Set down, in full, every record in the block.

A run of records:
__________________________________________________

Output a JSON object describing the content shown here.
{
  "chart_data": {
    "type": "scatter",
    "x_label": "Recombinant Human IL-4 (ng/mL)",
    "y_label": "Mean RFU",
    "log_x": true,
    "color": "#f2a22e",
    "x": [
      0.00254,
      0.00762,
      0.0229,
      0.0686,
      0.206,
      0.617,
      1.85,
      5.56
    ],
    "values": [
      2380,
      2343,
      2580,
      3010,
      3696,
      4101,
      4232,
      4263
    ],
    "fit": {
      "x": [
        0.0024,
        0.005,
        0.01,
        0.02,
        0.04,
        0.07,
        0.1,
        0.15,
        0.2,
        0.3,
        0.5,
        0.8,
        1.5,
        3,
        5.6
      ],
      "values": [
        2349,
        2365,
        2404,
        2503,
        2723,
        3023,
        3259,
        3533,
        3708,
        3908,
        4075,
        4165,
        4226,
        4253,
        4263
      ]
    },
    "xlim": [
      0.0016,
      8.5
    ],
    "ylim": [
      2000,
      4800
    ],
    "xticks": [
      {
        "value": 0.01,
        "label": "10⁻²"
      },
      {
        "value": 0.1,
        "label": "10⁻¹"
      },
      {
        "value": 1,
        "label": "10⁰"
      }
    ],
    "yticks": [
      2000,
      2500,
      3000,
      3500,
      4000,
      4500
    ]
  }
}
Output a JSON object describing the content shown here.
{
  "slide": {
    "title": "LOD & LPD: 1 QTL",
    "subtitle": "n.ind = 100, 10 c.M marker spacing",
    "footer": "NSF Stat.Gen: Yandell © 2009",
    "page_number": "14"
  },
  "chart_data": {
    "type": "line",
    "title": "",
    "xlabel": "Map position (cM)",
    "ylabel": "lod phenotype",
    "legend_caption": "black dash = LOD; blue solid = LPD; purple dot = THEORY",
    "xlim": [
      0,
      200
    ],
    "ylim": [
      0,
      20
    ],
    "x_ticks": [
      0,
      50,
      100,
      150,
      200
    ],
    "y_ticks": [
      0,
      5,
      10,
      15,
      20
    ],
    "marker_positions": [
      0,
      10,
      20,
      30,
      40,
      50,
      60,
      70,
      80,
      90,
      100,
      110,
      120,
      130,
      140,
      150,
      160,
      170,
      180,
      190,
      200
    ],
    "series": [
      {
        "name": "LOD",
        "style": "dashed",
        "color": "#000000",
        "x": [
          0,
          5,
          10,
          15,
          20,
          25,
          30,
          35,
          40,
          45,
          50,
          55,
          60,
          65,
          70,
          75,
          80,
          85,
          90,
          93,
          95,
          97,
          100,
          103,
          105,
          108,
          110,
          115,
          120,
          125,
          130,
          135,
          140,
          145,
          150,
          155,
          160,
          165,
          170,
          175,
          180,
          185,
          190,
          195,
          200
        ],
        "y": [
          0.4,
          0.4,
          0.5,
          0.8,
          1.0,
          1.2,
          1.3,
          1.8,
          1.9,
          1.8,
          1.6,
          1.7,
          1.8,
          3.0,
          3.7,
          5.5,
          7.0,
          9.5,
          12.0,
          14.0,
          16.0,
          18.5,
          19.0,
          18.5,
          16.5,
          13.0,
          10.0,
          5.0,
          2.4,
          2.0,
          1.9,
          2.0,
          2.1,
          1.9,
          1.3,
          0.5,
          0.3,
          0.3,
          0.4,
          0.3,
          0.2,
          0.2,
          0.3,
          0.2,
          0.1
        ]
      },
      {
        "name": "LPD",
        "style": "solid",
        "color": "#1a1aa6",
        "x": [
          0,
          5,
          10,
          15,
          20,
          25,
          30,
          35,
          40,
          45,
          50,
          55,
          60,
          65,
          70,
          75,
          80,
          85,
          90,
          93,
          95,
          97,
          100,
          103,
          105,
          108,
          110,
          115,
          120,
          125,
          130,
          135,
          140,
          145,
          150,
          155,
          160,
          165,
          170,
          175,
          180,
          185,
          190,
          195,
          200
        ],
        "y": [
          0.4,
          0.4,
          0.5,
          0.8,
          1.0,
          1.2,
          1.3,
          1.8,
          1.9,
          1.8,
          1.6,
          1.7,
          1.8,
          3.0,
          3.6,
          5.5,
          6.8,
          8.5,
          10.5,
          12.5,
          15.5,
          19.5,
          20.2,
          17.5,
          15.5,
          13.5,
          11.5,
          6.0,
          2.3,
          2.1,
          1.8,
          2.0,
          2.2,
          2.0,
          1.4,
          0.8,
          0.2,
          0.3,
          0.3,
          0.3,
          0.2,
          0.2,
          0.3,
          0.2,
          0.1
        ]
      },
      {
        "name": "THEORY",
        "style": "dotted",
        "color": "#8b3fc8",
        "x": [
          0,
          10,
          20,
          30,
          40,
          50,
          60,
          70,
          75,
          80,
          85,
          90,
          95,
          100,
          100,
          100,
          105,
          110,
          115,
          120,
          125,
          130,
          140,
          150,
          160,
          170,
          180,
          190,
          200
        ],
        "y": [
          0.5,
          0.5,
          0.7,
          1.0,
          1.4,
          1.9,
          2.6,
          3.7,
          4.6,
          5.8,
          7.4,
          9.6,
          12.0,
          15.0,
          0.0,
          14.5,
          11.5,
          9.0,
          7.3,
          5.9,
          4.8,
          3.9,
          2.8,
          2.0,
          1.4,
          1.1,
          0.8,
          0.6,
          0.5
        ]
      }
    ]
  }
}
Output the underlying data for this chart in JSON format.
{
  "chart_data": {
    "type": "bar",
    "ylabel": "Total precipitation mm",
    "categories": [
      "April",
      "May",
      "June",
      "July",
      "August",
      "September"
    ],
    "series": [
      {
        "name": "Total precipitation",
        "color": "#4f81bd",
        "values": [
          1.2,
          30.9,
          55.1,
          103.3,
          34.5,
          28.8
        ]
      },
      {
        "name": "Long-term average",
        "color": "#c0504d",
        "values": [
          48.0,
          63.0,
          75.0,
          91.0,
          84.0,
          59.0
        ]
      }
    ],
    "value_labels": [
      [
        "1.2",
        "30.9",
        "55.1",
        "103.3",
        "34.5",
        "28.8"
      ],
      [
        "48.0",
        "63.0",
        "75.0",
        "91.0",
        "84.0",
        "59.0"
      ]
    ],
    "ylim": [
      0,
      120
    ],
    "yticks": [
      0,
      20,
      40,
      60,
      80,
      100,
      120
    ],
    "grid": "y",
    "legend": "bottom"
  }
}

__________________________________________________

* _Finished answer_
Output a JSON object describing the content shown here.
{
  "chart_data": {
    "type": "scatter",
    "x_label": "Recombinant Human IL-4 (ng/mL)",
    "y_label": "Mean RFU",
    "log_x": true,
    "color": "#f2a22e",
    "x": [
      0.00254,
      0.00762,
      0.0229,
      0.0686,
      0.206,
      0.617,
      1.85,
      5.56
    ],
    "values": [
      2380,
      2343,
      2580,
      3010,
      3696,
      4101,
      4232,
      4263
    ],
    "fit": {
      "x": [
        0.0024,
        0.005,
        0.01,
        0.02,
        0.04,
        0.07,
        0.1,
        0.15,
        0.2,
        0.3,
        0.5,
        0.8,
        1.5,
        3,
        5.6
      ],
      "values": [
        2349,
        2365,
        2404,
        2503,
        2723,
        3023,
        3259,
        3533,
        3708,
        3908,
        4075,
        4165,
        4226,
        4253,
        4263
      ]
    },
    "xlim": [
      0.0016,
      8.5
    ],
    "ylim": [
      2000,
      4800
    ],
    "xticks": [
      {
        "value": 0.01,
        "label": "10⁻²"
      },
      {
        "value": 0.1,
        "label": "10⁻¹"
      },
      {
        "value": 1,
        "label": "10⁰"
      }
    ],
    "yticks": [
      2000,
      2500,
      3000,
      3500,
      4000,
      4500
    ]
  }
}
Output a JSON object describing the content shown here.
{
  "slide": {
    "title": "LOD & LPD: 1 QTL",
    "subtitle": "n.ind = 100, 10 c.M marker spacing",
    "footer": "NSF Stat.Gen: Yandell © 2009",
    "page_number": "14"
  },
  "chart_data": {
    "type": "line",
    "title": "",
    "xlabel": "Map position (cM)",
    "ylabel": "lod phenotype",
    "legend_caption": "black dash = LOD; blue solid = LPD; purple dot = THEORY",
    "xlim": [
      0,
      200
    ],
    "ylim": [
      0,
      20
    ],
    "x_ticks": [
      0,
      50,
      100,
      150,
      200
    ],
    "y_ticks": [
      0,
      5,
      10,
      15,
      20
    ],
    "marker_positions": [
      0,
      10,
      20,
      30,
      40,
      50,
      60,
      70,
      80,
      90,
      100,
      110,
      120,
      130,
      140,
      150,
      160,
      170,
      180,
      190,
      200
    ],
    "series": [
      {
        "name": "LOD",
        "style": "dashed",
        "color": "#000000",
        "x": [
          0,
          5,
          10,
          15,
          20,
          25,
          30,
          35,
          40,
          45,
          50,
          55,
          60,
          65,
          70,
          75,
          80,
          85,
          90,
          93,
          95,
          97,
          100,
          103,
          105,
          108,
          110,
          115,
          120,
          125,
          130,
          135,
          140,
          145,
          150,
          155,
          160,
          165,
          170,
          175,
          180,
          185,
          190,
          195,
          200
        ],
        "y": [
          0.4,
          0.4,
          0.5,
          0.8,
          1.0,
          1.2,
          1.3,
          1.8,
          1.9,
          1.8,
          1.6,
          1.7,
          1.8,
          3.0,
          3.7,
          5.5,
          7.0,
          9.5,
          12.0,
          14.0,
          16.0,
          18.5,
          19.0,
          18.5,
          16.5,
          13.0,
          10.0,
          5.0,
          2.4,
          2.0,
          1.9,
          2.0,
          2.1,
          1.9,
          1.3,
          0.5,
          0.3,
          0.3,
          0.4,
          0.3,
          0.2,
          0.2,
          0.3,
          0.2,
          0.1
        ]
      },
      {
        "name": "LPD",
        "style": "solid",
        "color": "#1a1aa6",
        "x": [
          0,
          5,
          10,
          15,
          20,
          25,
          30,
          35,
          40,
          45,
          50,
          55,
          60,
          65,
          70,
          75,
          80,
          85,
          90,
          93,
          95,
          97,
          100,
          103,
          105,
          108,
          110,
          115,
          120,
          125,
          130,
          135,
          140,
          145,
          150,
          155,
          160,
          165,
          170,
          175,
          180,
          185,
          190,
          195,
          200
        ],
        "y": [
          0.4,
          0.4,
          0.5,
          0.8,
          1.0,
          1.2,
          1.3,
          1.8,
          1.9,
          1.8,
          1.6,
          1.7,
          1.8,
          3.0,
          3.6,
          5.5,
          6.8,
          8.5,
          10.5,
          12.5,
          15.5,
          19.5,
          20.2,
          17.5,
          15.5,
          13.5,
          11.5,
          6.0,
          2.3,
          2.1,
          1.8,
          2.0,
          2.2,
          2.0,
          1.4,
          0.8,
          0.2,
          0.3,
          0.3,
          0.3,
          0.2,
          0.2,
          0.3,
          0.2,
          0.1
        ]
      },
      {
        "name": "THEORY",
        "style": "dotted",
        "color": "#8b3fc8",
        "x": [
          0,
          10,
          20,
          30,
          40,
          50,
          60,
          70,
          75,
          80,
          85,
          90,
          95,
          100,
          100,
          100,
          105,
          110,
          115,
          120,
          125,
          130,
          140,
          150,
          160,
          170,
          180,
          190,
          200
        ],
        "y": [
          0.5,
          0.5,
          0.7,
          1.0,
          1.4,
          1.9,
          2.6,
          3.7,
          4.6,
          5.8,
          7.4,
          9.6,
          12.0,
          15.0,
          0.0,
          14.5,
          11.5,
          9.0,
          7.3,
          5.9,
          4.8,
          3.9,
          2.8,
          2.0,
          1.4,
          1.1,
          0.8,
          0.6,
          0.5
        ]
      }
    ]
  }
}
Output the underlying data for this chart in JSON format.
{
  "chart_data": {
    "type": "bar",
    "ylabel": "Total precipitation mm",
    "categories": [
      "April",
      "May",
      "June",
      "July",
      "August",
      "September"
    ],
    "series": [
      {
        "name": "Total precipitation",
        "color": "#4f81bd",
        "values": [
          1.2,
          30.9,
          55.1,
          103.3,
          34.5,
          28.8
        ]
      },
      {
        "name": "Long-term average",
        "color": "#c0504d",
        "values": [
          48.0,
          63.0,
          75.0,
          91.0,
          84.0,
          59.0
        ]
      }
    ],
    "value_labels": [
      [
        "1.2",
        "30.9",
        "55.1",
        "103.3",
        "34.5",
        "28.8"
      ],
      [
        "48.0",
        "63.0",
        "75.0",
        "91.0",
        "84.0",
        "59.0"
      ]
    ],
    "ylim": [
      0,
      120
    ],
    "yticks": [
      0,
      20,
      40,
      60,
      80,
      100,
      120
    ],
    "grid": "y",
    "legend": "bottom"
  }
}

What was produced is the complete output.